Saved data entries:
+===+

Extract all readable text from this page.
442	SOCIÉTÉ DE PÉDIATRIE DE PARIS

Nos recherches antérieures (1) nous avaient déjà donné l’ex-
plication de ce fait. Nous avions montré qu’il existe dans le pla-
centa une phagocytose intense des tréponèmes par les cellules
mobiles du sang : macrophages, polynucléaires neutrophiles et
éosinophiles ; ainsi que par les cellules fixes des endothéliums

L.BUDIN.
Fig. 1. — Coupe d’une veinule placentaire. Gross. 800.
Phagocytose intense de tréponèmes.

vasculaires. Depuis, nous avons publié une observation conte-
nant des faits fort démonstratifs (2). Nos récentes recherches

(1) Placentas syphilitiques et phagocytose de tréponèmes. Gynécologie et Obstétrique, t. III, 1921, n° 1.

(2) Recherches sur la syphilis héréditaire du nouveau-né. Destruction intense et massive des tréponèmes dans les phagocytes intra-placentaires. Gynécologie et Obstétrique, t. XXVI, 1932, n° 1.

+===+

▸ **Given problem**: Retype every entry above, word for word.

▸ **Output for this exercise**:
Extract all readable text from this page.
442	SOCIÉTÉ DE PÉDIATRIE DE PARIS

Nos recherches antérieures (1) nous avaient déjà donné l’ex-
plication de ce fait. Nous avions montré qu’il existe dans le pla-
centa une phagocytose intense des tréponèmes par les cellules
mobiles du sang : macrophages, polynucléaires neutrophiles et
éosinophiles ; ainsi que par les cellules fixes des endothéliums

L.BUDIN.
Fig. 1. — Coupe d’une veinule placentaire. Gross. 800.
Phagocytose intense de tréponèmes.

vasculaires. Depuis, nous avons publié une observation conte-
nant des faits fort démonstratifs (2). Nos récentes recherches

(1) Placentas syphilitiques et phagocytose de tréponèmes. Gynécologie et Obstétrique, t. III, 1921, n° 1.

(2) Recherches sur la syphilis héréditaire du nouveau-né. Destruction intense et massive des tréponèmes dans les phagocytes intra-placentaires. Gynécologie et Obstétrique, t. XXVI, 1932, n° 1.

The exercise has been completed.